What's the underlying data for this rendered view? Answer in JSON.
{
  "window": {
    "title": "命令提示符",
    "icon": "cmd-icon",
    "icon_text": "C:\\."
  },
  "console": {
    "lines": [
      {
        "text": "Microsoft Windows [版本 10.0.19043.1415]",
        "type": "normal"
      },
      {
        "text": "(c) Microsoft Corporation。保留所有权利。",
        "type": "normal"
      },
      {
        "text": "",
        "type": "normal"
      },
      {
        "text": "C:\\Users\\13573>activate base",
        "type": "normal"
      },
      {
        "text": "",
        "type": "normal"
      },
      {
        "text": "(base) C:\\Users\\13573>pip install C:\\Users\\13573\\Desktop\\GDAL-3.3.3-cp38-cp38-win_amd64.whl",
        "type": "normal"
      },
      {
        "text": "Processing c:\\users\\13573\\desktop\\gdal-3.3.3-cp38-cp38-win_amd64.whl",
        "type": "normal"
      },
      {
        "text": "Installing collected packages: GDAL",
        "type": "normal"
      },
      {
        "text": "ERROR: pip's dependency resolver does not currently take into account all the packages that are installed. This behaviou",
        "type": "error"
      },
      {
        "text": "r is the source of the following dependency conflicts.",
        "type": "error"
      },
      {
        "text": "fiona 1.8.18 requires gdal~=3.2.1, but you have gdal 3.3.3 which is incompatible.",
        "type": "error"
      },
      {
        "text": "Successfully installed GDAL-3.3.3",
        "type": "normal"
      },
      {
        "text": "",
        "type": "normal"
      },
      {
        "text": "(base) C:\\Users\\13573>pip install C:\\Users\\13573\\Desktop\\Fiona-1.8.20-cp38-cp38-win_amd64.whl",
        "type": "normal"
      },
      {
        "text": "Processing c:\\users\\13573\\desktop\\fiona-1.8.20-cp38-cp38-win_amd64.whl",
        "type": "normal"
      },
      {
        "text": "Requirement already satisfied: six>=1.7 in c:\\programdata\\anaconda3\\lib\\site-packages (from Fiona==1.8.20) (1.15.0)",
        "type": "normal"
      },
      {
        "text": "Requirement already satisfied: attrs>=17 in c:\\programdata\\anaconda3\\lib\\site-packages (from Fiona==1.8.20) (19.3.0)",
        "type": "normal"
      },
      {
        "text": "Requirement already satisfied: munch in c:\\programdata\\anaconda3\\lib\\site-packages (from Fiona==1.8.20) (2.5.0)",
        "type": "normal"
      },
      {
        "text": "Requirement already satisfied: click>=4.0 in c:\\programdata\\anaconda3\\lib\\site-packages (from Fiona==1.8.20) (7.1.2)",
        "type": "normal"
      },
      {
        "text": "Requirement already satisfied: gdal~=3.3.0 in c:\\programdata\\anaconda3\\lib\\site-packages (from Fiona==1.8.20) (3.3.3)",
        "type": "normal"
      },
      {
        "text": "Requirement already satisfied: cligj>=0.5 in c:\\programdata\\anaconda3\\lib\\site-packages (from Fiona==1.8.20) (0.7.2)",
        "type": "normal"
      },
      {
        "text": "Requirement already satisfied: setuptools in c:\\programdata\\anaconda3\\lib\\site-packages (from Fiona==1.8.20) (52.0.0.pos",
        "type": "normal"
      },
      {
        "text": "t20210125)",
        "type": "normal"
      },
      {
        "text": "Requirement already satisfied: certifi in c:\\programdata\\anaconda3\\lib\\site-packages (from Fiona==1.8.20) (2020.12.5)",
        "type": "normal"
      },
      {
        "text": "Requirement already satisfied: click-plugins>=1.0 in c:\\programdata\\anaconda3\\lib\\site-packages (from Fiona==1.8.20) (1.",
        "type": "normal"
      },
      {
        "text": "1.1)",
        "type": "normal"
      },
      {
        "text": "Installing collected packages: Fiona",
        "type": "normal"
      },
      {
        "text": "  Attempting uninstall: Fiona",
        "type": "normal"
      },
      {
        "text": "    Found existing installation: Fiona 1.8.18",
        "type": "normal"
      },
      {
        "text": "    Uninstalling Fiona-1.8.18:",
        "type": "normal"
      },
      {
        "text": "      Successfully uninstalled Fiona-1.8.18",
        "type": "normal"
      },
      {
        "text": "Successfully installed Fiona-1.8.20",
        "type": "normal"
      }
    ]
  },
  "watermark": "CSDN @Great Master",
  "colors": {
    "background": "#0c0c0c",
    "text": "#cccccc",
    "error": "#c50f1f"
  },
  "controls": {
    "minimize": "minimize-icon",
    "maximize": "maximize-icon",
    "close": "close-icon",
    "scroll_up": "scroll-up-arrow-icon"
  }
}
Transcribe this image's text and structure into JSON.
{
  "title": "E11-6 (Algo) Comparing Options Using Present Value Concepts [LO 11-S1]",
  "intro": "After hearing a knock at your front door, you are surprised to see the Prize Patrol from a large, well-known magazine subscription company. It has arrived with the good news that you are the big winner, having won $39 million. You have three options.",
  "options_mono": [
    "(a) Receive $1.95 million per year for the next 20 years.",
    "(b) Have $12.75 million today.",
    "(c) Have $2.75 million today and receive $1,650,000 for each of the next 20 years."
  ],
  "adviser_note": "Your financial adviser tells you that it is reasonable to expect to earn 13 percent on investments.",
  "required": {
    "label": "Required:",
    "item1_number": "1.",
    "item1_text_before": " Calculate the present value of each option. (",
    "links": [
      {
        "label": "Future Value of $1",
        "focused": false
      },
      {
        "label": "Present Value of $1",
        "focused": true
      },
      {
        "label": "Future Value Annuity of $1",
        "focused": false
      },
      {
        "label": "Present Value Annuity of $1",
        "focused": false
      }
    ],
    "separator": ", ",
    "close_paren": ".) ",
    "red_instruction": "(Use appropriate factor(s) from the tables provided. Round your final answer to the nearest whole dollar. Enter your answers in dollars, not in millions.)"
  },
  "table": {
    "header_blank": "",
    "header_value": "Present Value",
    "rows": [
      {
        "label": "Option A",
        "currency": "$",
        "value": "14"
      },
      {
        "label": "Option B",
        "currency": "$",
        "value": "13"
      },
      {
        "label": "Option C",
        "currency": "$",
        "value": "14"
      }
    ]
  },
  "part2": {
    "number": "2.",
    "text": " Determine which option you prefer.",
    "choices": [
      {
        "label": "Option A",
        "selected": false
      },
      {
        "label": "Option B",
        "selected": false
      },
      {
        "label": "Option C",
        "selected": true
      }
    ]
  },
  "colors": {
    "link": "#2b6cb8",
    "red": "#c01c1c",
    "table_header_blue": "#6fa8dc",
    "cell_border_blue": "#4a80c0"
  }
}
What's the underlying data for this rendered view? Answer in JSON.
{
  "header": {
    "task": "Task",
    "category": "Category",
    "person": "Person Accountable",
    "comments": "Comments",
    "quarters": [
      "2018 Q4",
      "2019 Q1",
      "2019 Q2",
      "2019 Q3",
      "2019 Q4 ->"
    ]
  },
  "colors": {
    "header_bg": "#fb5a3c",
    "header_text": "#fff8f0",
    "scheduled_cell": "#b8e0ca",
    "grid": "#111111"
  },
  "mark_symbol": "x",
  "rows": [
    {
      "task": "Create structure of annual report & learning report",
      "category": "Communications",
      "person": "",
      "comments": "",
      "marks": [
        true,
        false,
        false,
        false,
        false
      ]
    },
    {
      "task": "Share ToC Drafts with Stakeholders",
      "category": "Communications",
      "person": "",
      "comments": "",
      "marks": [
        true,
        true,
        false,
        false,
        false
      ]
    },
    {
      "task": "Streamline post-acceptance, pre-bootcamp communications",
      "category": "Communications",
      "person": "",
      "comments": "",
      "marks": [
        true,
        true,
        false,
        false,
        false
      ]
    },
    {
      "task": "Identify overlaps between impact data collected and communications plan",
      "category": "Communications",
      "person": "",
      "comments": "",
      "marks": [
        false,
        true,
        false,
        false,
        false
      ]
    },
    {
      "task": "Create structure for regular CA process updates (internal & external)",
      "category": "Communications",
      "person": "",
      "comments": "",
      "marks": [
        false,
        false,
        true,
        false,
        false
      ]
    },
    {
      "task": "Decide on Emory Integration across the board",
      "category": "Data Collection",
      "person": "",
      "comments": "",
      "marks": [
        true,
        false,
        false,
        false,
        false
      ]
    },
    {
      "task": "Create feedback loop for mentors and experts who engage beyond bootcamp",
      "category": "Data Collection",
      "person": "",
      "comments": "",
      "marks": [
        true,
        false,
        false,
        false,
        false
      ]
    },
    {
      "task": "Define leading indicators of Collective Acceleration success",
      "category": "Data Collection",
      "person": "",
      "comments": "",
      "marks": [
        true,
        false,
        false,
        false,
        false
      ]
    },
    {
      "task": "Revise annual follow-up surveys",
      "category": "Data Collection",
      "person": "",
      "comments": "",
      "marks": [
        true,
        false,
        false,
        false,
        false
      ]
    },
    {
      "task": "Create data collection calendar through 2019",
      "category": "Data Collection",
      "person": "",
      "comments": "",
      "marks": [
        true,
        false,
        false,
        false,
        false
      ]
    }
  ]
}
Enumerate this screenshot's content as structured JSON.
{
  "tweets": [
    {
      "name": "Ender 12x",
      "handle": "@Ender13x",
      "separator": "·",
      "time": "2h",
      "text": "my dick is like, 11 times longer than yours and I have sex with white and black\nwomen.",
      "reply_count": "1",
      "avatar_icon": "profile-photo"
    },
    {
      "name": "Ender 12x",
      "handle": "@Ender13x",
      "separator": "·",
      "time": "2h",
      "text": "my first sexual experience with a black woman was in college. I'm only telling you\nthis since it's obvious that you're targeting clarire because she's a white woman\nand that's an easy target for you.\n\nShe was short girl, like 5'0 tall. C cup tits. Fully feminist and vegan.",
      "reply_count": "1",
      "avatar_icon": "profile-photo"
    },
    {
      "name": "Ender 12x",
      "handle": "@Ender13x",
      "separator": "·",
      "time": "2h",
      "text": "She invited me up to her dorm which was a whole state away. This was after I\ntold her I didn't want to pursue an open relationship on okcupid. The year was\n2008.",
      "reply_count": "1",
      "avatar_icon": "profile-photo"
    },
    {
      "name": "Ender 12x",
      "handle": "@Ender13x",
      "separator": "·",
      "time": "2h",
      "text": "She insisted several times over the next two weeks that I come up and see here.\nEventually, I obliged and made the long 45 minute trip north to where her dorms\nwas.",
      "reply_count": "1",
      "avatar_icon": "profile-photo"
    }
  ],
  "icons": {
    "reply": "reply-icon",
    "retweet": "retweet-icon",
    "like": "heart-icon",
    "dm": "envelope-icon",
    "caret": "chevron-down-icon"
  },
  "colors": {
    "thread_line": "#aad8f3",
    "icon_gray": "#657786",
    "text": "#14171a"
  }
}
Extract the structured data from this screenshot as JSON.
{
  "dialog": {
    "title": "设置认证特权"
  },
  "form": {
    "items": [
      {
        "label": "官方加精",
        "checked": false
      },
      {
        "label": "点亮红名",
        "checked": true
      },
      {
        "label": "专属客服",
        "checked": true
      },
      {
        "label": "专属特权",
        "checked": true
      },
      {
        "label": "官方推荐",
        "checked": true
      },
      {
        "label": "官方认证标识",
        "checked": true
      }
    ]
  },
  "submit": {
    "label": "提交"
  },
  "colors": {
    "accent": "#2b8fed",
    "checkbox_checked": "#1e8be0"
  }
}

• Stated exercise: Copy every line from the entries that contains the word "which".

• Solution to the exercise:
        "text": "fiona 1.8.18 requires gdal~=3.2.1, but you have gdal 3.3.3 which is incompatible.",
    "text": " Determine which option you prefer.",
      "text": "She invited me up to her dorm which was a whole state away. This was after I\ntold her I didn't want to pursue an open relationship on okcupid. The year was\n2008.",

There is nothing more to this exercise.